* Objective
Please write out every line of the records below without changing anything.

═════ Material to process ═════

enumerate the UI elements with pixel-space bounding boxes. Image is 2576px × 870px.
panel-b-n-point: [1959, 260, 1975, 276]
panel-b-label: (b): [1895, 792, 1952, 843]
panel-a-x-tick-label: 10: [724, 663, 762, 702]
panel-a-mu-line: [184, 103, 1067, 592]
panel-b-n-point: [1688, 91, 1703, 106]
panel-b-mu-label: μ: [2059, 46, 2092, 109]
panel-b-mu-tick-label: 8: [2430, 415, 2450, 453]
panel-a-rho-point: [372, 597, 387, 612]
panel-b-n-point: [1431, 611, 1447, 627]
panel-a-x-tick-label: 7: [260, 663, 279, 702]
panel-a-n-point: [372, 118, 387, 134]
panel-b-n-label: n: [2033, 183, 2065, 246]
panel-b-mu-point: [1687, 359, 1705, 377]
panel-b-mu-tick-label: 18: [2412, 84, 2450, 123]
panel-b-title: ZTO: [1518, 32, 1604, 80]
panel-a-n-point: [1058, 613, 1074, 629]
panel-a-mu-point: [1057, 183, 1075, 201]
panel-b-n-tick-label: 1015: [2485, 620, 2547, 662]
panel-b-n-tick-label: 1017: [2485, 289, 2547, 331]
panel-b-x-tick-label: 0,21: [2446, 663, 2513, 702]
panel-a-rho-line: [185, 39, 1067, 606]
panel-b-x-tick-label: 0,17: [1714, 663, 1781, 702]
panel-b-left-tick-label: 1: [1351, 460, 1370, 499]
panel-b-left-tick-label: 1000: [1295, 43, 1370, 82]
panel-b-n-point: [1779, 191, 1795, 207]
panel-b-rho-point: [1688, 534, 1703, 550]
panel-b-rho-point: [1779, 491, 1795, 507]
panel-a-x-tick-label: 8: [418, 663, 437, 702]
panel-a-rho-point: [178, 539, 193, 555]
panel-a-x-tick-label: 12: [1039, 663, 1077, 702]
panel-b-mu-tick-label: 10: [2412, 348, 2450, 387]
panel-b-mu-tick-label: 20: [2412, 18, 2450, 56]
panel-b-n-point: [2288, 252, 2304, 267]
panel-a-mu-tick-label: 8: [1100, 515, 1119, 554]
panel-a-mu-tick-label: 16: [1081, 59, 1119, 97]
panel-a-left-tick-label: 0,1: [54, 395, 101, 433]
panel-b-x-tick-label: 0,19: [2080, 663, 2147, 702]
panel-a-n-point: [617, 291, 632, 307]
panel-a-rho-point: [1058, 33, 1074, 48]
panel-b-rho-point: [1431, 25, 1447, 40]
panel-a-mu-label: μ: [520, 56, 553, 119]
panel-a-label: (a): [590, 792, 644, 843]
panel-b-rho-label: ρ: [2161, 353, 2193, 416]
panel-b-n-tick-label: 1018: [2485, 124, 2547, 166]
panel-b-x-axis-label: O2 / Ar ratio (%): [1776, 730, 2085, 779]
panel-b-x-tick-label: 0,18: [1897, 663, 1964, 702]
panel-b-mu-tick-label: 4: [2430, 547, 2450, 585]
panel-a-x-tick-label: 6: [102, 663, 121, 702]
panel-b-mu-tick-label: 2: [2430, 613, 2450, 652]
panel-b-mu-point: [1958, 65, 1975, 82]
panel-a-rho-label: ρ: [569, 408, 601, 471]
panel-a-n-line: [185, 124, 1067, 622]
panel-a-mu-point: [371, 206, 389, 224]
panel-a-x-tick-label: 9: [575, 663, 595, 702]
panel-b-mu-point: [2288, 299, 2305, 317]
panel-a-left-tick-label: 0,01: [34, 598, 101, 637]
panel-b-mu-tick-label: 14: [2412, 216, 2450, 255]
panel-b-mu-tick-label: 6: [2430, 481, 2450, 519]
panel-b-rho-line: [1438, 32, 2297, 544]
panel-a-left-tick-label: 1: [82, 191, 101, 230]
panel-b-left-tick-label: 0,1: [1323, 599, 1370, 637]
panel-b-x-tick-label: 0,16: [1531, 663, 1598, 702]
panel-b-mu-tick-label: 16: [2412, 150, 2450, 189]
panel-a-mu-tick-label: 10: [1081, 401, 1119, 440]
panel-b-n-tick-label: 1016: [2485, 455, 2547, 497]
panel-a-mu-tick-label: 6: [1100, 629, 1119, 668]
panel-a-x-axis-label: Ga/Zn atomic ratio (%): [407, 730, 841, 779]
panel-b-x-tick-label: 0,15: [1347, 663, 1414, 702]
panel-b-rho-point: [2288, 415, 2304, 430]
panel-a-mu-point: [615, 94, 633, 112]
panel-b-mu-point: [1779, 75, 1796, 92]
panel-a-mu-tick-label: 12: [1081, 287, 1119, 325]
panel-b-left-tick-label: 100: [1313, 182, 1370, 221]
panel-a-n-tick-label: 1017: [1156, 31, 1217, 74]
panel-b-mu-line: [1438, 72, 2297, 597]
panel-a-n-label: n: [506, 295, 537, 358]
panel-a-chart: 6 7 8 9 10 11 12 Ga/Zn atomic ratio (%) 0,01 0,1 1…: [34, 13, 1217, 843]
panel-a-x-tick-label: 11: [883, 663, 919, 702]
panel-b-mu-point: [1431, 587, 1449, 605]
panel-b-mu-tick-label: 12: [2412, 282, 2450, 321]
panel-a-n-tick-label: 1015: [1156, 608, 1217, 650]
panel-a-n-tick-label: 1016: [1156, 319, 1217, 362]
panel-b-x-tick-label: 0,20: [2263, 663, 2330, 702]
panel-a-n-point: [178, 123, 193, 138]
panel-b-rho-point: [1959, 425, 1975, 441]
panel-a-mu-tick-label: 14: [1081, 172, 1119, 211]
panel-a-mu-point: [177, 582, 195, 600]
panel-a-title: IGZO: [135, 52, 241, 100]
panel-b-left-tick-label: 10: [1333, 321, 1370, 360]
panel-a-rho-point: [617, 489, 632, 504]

═════

* Expected output
enumerate the UI elements with pixel-space bounding boxes. Image is 2576px × 870px.
panel-b-n-point: [1959, 260, 1975, 276]
panel-b-label: (b): [1895, 792, 1952, 843]
panel-a-x-tick-label: 10: [724, 663, 762, 702]
panel-a-mu-line: [184, 103, 1067, 592]
panel-b-n-point: [1688, 91, 1703, 106]
panel-b-mu-label: μ: [2059, 46, 2092, 109]
panel-b-mu-tick-label: 8: [2430, 415, 2450, 453]
panel-a-rho-point: [372, 597, 387, 612]
panel-b-n-point: [1431, 611, 1447, 627]
panel-a-x-tick-label: 7: [260, 663, 279, 702]
panel-a-n-point: [372, 118, 387, 134]
panel-b-n-label: n: [2033, 183, 2065, 246]
panel-b-mu-point: [1687, 359, 1705, 377]
panel-b-mu-tick-label: 18: [2412, 84, 2450, 123]
panel-b-title: ZTO: [1518, 32, 1604, 80]
panel-a-n-point: [1058, 613, 1074, 629]
panel-a-mu-point: [1057, 183, 1075, 201]
panel-b-n-tick-label: 1015: [2485, 620, 2547, 662]
panel-b-n-tick-label: 1017: [2485, 289, 2547, 331]
panel-b-x-tick-label: 0,21: [2446, 663, 2513, 702]
panel-a-rho-line: [185, 39, 1067, 606]
panel-b-x-tick-label: 0,17: [1714, 663, 1781, 702]
panel-b-left-tick-label: 1: [1351, 460, 1370, 499]
panel-b-left-tick-label: 1000: [1295, 43, 1370, 82]
panel-b-n-point: [1779, 191, 1795, 207]
panel-b-rho-point: [1688, 534, 1703, 550]
panel-b-rho-point: [1779, 491, 1795, 507]
panel-a-x-tick-label: 8: [418, 663, 437, 702]
panel-a-rho-point: [178, 539, 193, 555]
panel-a-x-tick-label: 12: [1039, 663, 1077, 702]
panel-b-mu-tick-label: 10: [2412, 348, 2450, 387]
panel-b-mu-tick-label: 20: [2412, 18, 2450, 56]
panel-b-n-point: [2288, 252, 2304, 267]
panel-a-mu-tick-label: 8: [1100, 515, 1119, 554]
panel-a-mu-tick-label: 16: [1081, 59, 1119, 97]
panel-a-left-tick-label: 0,1: [54, 395, 101, 433]
panel-b-x-tick-label: 0,19: [2080, 663, 2147, 702]
panel-a-n-point: [617, 291, 632, 307]
panel-a-rho-point: [1058, 33, 1074, 48]
panel-b-rho-point: [1431, 25, 1447, 40]
panel-a-mu-label: μ: [520, 56, 553, 119]
panel-a-label: (a): [590, 792, 644, 843]
panel-b-rho-label: ρ: [2161, 353, 2193, 416]
panel-b-n-tick-label: 1018: [2485, 124, 2547, 166]
panel-b-x-axis-label: O2 / Ar ratio (%): [1776, 730, 2085, 779]
panel-b-x-tick-label: 0,18: [1897, 663, 1964, 702]
panel-b-mu-tick-label: 4: [2430, 547, 2450, 585]
panel-a-x-tick-label: 6: [102, 663, 121, 702]
panel-b-mu-tick-label: 2: [2430, 613, 2450, 652]
panel-b-mu-point: [1958, 65, 1975, 82]
panel-a-rho-label: ρ: [569, 408, 601, 471]
panel-a-n-line: [185, 124, 1067, 622]
panel-a-mu-point: [371, 206, 389, 224]
panel-a-x-tick-label: 9: [575, 663, 595, 702]
panel-b-mu-point: [2288, 299, 2305, 317]
panel-a-left-tick-label: 0,01: [34, 598, 101, 637]
panel-b-mu-tick-label: 14: [2412, 216, 2450, 255]
panel-b-mu-tick-label: 6: [2430, 481, 2450, 519]
panel-b-rho-line: [1438, 32, 2297, 544]
panel-a-left-tick-label: 1: [82, 191, 101, 230]
panel-b-left-tick-label: 0,1: [1323, 599, 1370, 637]
panel-b-x-tick-label: 0,16: [1531, 663, 1598, 702]
panel-b-mu-tick-label: 16: [2412, 150, 2450, 189]
panel-a-mu-tick-label: 10: [1081, 401, 1119, 440]
panel-b-n-tick-label: 1016: [2485, 455, 2547, 497]
panel-a-mu-tick-label: 6: [1100, 629, 1119, 668]
panel-a-x-axis-label: Ga/Zn atomic ratio (%): [407, 730, 841, 779]
panel-b-x-tick-label: 0,15: [1347, 663, 1414, 702]
panel-b-rho-point: [2288, 415, 2304, 430]
panel-a-mu-point: [615, 94, 633, 112]
panel-b-mu-point: [1779, 75, 1796, 92]
panel-a-mu-tick-label: 12: [1081, 287, 1119, 325]
panel-b-left-tick-label: 100: [1313, 182, 1370, 221]
panel-a-n-tick-label: 1017: [1156, 31, 1217, 74]
panel-b-mu-line: [1438, 72, 2297, 597]
panel-a-n-label: n: [506, 295, 537, 358]
panel-a-chart: 6 7 8 9 10 11 12 Ga/Zn atomic ratio (%) 0,01 0,1 1…: [34, 13, 1217, 843]
panel-a-x-tick-label: 11: [883, 663, 919, 702]
panel-b-mu-point: [1431, 587, 1449, 605]
panel-b-mu-tick-label: 12: [2412, 282, 2450, 321]
panel-a-n-tick-label: 1015: [1156, 608, 1217, 650]
panel-a-n-tick-label: 1016: [1156, 319, 1217, 362]
panel-b-x-tick-label: 0,20: [2263, 663, 2330, 702]
panel-a-n-point: [178, 123, 193, 138]
panel-b-rho-point: [1959, 425, 1975, 441]
panel-a-mu-tick-label: 14: [1081, 172, 1119, 211]
panel-a-mu-point: [177, 582, 195, 600]
panel-a-title: IGZO: [135, 52, 241, 100]
panel-b-left-tick-label: 10: [1333, 321, 1370, 360]
panel-a-rho-point: [617, 489, 632, 504]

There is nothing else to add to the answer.